**Directions**
Write out every line below that includes the word "AGEs".

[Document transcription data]
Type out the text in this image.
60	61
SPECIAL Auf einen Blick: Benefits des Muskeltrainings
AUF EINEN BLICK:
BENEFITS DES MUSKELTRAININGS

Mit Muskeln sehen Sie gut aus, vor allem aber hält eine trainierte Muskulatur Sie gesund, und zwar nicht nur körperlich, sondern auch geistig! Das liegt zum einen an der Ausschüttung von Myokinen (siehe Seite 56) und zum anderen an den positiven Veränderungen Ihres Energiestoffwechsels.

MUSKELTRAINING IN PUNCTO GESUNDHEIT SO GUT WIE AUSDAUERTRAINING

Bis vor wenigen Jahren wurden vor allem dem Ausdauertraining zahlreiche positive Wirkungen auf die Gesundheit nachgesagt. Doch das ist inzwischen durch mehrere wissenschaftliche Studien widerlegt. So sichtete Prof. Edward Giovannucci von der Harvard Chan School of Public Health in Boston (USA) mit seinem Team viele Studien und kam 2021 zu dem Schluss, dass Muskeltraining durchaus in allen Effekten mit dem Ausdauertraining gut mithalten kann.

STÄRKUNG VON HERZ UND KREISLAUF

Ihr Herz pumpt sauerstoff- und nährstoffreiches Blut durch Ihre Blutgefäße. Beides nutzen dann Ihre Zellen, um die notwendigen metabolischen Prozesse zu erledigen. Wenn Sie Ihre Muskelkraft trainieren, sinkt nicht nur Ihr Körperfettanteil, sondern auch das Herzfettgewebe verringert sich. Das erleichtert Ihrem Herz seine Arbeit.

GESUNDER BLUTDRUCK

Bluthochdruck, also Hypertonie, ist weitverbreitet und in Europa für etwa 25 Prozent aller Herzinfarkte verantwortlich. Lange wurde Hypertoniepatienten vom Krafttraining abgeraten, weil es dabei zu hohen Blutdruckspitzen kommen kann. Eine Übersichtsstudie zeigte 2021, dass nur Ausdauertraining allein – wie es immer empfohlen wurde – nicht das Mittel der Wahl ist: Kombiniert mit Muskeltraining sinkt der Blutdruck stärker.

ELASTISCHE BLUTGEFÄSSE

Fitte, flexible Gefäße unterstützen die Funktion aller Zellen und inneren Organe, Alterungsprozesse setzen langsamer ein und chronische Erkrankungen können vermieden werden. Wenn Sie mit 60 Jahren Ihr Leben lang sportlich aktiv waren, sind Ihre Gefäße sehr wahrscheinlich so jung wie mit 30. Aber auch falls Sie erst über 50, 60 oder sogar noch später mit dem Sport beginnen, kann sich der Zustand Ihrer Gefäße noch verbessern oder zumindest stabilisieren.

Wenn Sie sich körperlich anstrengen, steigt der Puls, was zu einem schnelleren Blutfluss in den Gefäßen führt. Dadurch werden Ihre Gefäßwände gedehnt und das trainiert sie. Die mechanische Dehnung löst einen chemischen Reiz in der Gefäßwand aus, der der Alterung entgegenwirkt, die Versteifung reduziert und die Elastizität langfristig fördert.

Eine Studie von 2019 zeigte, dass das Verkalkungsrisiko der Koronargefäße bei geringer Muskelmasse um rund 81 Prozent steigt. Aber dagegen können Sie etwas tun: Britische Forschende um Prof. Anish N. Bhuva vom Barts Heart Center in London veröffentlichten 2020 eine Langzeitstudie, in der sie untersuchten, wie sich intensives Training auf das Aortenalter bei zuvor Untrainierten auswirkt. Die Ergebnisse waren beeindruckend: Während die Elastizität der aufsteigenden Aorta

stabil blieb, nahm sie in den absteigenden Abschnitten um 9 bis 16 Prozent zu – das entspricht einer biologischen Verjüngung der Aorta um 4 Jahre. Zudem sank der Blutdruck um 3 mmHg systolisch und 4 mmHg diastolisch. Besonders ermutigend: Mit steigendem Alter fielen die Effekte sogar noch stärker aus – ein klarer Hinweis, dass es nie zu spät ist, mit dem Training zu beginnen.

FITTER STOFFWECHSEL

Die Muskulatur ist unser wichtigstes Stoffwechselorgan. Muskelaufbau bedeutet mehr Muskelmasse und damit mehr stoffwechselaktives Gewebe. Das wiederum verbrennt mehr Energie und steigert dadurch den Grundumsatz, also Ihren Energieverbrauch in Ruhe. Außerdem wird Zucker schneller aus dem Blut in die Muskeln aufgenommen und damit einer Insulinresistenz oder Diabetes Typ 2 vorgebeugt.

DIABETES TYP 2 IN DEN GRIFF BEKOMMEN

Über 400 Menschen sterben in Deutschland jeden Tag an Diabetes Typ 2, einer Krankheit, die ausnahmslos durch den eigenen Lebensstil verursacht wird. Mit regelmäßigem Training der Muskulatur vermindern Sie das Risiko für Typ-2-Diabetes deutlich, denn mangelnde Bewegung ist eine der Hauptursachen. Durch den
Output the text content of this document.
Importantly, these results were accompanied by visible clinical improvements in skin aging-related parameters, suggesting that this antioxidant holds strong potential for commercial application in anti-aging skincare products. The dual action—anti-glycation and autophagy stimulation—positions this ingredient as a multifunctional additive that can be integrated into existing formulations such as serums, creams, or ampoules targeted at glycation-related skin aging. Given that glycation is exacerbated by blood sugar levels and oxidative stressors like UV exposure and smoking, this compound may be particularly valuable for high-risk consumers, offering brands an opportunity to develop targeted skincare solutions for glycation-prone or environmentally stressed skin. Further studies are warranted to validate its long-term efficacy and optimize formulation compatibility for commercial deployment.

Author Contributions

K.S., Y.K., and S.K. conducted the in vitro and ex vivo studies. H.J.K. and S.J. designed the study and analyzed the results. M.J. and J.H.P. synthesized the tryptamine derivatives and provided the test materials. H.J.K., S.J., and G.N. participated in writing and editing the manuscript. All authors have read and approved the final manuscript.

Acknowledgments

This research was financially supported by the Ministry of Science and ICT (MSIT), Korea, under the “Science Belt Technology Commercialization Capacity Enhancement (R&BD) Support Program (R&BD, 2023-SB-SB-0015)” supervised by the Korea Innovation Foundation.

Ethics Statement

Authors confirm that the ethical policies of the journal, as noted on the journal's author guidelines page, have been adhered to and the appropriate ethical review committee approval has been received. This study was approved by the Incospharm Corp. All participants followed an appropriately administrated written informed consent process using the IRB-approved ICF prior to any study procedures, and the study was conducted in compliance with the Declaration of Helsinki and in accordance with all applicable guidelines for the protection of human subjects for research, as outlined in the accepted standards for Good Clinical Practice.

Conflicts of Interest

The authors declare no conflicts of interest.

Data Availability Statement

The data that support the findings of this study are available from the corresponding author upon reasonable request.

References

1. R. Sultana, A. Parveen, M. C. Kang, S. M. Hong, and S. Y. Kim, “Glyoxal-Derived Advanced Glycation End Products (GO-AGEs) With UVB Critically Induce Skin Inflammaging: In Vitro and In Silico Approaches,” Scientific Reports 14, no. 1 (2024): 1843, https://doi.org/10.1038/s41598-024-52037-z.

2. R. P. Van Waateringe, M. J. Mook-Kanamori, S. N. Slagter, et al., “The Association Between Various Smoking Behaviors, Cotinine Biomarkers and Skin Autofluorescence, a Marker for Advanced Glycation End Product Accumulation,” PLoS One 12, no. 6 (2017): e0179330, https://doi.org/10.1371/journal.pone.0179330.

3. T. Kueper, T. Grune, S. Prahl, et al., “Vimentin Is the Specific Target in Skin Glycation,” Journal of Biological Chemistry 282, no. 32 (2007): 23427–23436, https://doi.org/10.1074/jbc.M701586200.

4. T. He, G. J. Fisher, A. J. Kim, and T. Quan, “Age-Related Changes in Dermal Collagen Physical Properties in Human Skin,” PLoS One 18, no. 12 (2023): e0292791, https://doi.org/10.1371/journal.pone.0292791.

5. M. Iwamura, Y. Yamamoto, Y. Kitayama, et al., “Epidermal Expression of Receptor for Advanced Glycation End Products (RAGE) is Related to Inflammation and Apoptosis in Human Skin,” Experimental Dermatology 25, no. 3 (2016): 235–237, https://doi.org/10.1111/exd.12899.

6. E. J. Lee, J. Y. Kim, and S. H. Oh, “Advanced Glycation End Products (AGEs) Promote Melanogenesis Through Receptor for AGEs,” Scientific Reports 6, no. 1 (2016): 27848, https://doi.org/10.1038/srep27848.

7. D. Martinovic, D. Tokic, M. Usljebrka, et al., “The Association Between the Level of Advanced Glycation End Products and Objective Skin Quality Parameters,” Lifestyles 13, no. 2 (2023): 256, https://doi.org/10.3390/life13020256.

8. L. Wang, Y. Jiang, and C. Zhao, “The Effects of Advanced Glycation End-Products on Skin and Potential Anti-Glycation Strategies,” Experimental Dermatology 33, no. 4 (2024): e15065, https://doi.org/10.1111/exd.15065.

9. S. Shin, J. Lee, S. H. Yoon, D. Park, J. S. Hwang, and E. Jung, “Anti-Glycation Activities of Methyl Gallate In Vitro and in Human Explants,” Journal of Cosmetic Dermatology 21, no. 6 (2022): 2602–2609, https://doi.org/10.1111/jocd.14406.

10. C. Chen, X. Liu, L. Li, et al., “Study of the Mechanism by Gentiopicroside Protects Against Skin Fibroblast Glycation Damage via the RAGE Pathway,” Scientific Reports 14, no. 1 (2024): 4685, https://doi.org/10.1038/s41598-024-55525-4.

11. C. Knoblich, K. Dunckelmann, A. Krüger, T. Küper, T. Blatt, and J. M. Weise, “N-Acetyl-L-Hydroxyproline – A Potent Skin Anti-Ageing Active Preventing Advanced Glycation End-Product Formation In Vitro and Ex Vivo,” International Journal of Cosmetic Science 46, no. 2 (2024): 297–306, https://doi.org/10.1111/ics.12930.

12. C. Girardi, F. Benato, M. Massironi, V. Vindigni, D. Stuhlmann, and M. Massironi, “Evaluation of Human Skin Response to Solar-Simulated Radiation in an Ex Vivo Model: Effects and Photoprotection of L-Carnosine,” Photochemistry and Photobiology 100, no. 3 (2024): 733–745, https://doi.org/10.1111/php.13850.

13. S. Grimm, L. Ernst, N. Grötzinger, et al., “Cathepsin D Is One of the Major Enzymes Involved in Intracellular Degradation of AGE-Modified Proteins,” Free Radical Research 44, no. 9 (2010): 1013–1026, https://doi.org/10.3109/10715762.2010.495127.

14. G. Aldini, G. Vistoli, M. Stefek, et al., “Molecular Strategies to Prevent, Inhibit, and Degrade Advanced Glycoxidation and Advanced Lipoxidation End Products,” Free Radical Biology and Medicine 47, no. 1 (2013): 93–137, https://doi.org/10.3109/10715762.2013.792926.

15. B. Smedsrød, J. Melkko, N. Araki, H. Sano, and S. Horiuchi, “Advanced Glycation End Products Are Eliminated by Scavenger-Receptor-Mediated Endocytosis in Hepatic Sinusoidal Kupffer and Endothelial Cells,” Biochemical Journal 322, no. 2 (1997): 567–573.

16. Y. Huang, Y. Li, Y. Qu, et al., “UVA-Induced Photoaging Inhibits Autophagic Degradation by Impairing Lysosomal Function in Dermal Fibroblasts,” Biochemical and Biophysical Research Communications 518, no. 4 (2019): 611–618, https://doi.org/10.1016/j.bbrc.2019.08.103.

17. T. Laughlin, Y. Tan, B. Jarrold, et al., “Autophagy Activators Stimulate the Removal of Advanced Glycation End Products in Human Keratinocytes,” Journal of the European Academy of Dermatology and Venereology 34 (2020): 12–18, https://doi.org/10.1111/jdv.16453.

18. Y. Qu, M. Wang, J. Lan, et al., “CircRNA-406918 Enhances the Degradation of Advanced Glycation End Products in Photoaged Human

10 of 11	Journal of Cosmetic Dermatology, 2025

**Result**
1. R. Sultana, A. Parveen, M. C. Kang, S. M. Hong, and S. Y. Kim, “Glyoxal-Derived Advanced Glycation End Products (GO-AGEs) With UVB Critically Induce Skin Inflammaging: In Vitro and In Silico Approaches,” Scientific Reports 14, no. 1 (2024): 1843, https://doi.org/10.1038/s41598-024-52037-z.
6. E. J. Lee, J. Y. Kim, and S. H. Oh, “Advanced Glycation End Products (AGEs) Promote Melanogenesis Through Receptor for AGEs,” Scientific Reports 6, no. 1 (2016): 27848, https://doi.org/10.1038/srep27848.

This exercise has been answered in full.